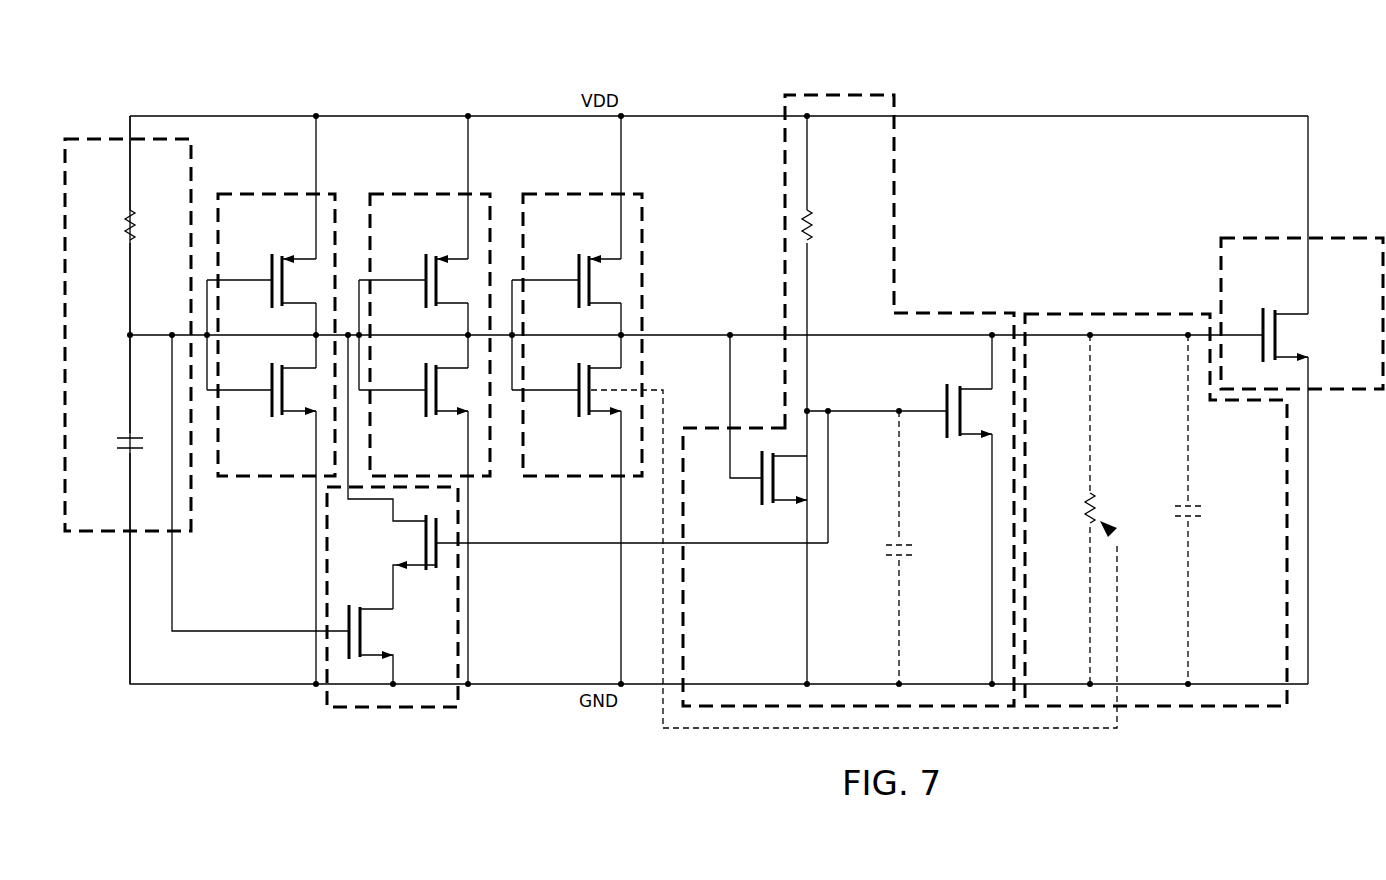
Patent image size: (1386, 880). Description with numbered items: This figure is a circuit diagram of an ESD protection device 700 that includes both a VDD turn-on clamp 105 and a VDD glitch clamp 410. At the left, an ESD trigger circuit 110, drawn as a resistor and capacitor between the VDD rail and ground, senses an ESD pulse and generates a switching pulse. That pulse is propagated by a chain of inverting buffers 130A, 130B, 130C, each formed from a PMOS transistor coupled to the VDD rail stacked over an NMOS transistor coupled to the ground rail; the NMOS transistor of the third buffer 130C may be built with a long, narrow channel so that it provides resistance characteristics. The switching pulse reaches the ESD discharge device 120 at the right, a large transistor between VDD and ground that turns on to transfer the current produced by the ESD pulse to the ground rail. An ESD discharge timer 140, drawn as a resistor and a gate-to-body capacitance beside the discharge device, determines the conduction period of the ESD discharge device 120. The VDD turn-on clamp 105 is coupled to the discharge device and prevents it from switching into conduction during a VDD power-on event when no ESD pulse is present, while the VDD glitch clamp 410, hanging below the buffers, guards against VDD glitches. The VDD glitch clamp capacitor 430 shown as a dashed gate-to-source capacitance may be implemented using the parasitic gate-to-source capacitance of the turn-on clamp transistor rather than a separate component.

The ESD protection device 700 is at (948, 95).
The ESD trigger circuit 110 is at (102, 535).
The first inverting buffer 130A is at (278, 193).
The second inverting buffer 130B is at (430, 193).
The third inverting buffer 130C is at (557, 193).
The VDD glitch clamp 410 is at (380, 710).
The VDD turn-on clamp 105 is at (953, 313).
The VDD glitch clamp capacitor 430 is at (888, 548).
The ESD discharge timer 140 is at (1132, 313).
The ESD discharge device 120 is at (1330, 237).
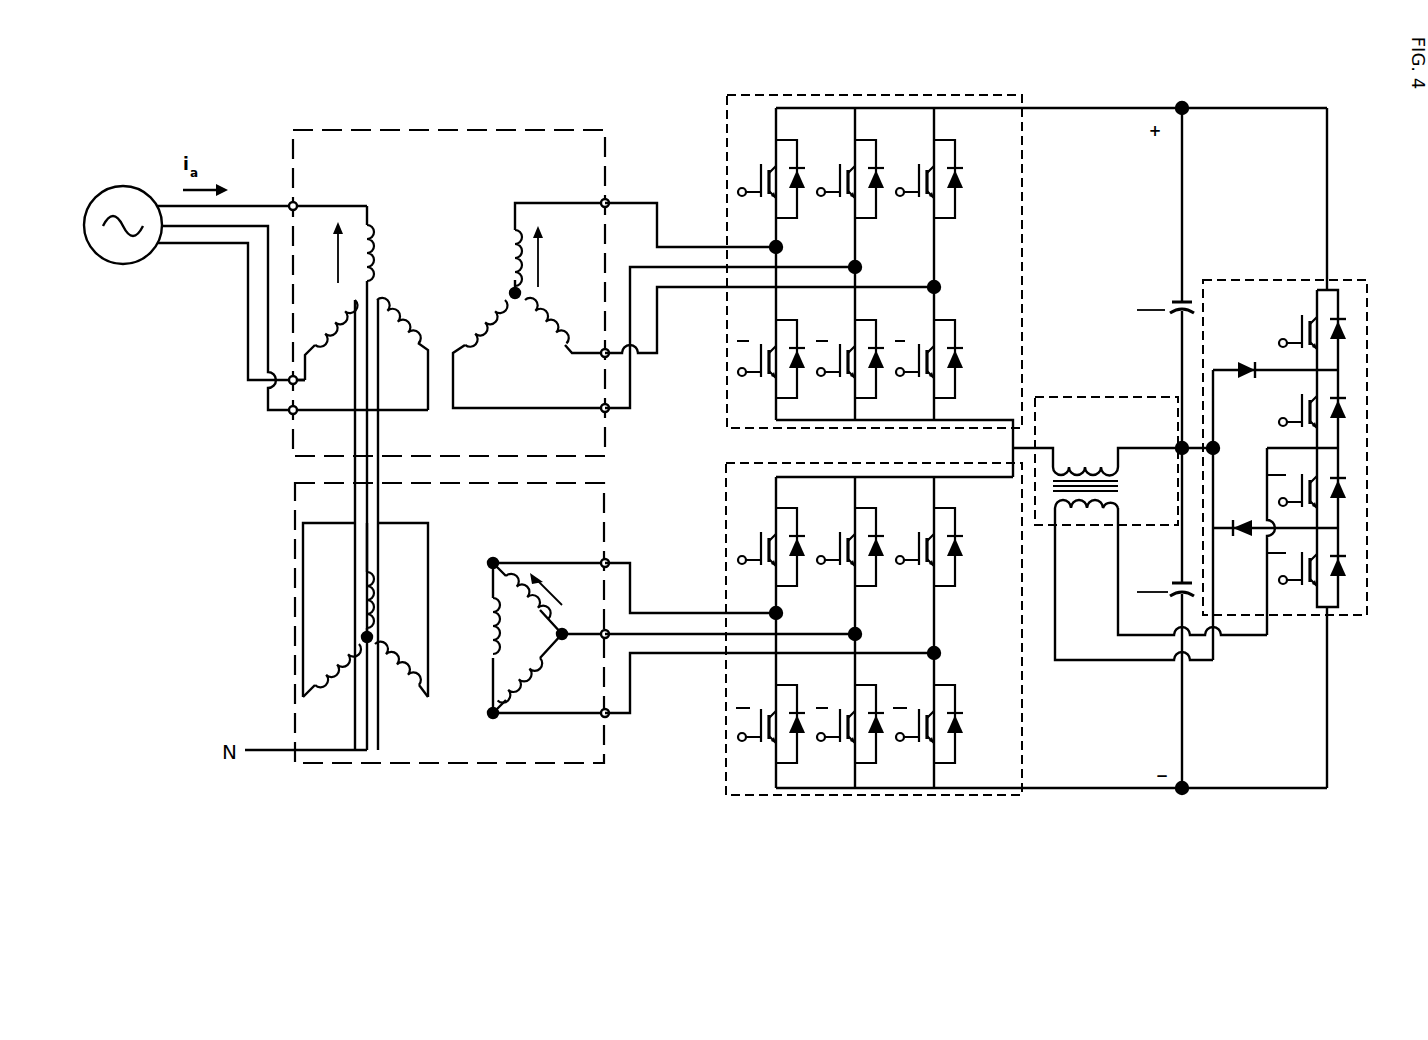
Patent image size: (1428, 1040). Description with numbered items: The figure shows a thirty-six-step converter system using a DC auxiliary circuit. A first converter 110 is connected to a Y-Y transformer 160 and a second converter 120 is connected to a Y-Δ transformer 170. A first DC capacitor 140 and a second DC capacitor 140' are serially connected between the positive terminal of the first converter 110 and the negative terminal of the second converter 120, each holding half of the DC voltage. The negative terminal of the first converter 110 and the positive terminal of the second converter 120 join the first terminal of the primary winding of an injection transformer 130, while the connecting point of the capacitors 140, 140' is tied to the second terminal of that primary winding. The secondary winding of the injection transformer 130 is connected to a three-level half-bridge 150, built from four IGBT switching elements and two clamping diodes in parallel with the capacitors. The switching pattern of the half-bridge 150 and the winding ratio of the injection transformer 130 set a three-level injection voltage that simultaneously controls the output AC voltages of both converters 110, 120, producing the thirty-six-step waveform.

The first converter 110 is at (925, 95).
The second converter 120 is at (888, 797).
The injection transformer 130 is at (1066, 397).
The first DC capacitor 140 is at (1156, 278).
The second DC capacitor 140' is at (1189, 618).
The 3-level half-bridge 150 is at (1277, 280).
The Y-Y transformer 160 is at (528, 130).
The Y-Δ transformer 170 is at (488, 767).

---*---

## TO DO
Copy out all of the lines above word for word, and omit the pictures.

## TASK OUTPUT
Patent image size: (1386, 880). Description with numbered items: This figure is a circuit diagram of an ESD protection device 700 that includes both a VDD turn-on clamp 105 and a VDD glitch clamp 410. At the left, an ESD trigger circuit 110, drawn as a resistor and capacitor between the VDD rail and ground, senses an ESD pulse and generates a switching pulse. That pulse is propagated by a chain of inverting buffers 130A, 130B, 130C, each formed from a PMOS transistor coupled to the VDD rail stacked over an NMOS transistor coupled to the ground rail; the NMOS transistor of the third buffer 130C may be built with a long, narrow channel so that it provides resistance characteristics. The switching pulse reaches the ESD discharge device 120 at the right, a large transistor between VDD and ground that turns on to transfer the current produced by the ESD pulse to the ground rail. An ESD discharge timer 140, drawn as a resistor and a gate-to-body capacitance beside the discharge device, determines the conduction period of the ESD discharge device 120. The VDD turn-on clamp 105 is coupled to the discharge device and prevents it from switching into conduction during a VDD power-on event when no ESD pulse is present, while the VDD glitch clamp 410, hanging below the buffers, guards against VDD glitches. The VDD glitch clamp capacitor 430 shown as a dashed gate-to-source capacitance may be implemented using the parasitic gate-to-source capacitance of the turn-on clamp transistor rather than a separate component.

The ESD protection device 700 is at (948, 95).
The ESD trigger circuit 110 is at (102, 535).
The first inverting buffer 130A is at (278, 193).
The second inverting buffer 130B is at (430, 193).
The third inverting buffer 130C is at (557, 193).
The VDD glitch clamp 410 is at (380, 710).
The VDD turn-on clamp 105 is at (953, 313).
The VDD glitch clamp capacitor 430 is at (888, 548).
The ESD discharge timer 140 is at (1132, 313).
The ESD discharge device 120 is at (1330, 237).
Patent image size: (1428, 1040). Description with numbered items: The figure shows a thirty-six-step converter system using a DC auxiliary circuit. A first converter 110 is connected to a Y-Y transformer 160 and a second converter 120 is connected to a Y-Δ transformer 170. A first DC capacitor 140 and a second DC capacitor 140' are serially connected between the positive terminal of the first converter 110 and the negative terminal of the second converter 120, each holding half of the DC voltage. The negative terminal of the first converter 110 and the positive terminal of the second converter 120 join the first terminal of the primary winding of an injection transformer 130, while the connecting point of the capacitors 140, 140' is tied to the second terminal of that primary winding. The secondary winding of the injection transformer 130 is connected to a three-level half-bridge 150, built from four IGBT switching elements and two clamping diodes in parallel with the capacitors. The switching pattern of the half-bridge 150 and the winding ratio of the injection transformer 130 set a three-level injection voltage that simultaneously controls the output AC voltages of both converters 110, 120, producing the thirty-six-step waveform.

The first converter 110 is at (925, 95).
The second converter 120 is at (888, 797).
The injection transformer 130 is at (1066, 397).
The first DC capacitor 140 is at (1156, 278).
The second DC capacitor 140' is at (1189, 618).
The 3-level half-bridge 150 is at (1277, 280).
The Y-Y transformer 160 is at (528, 130).
The Y-Δ transformer 170 is at (488, 767).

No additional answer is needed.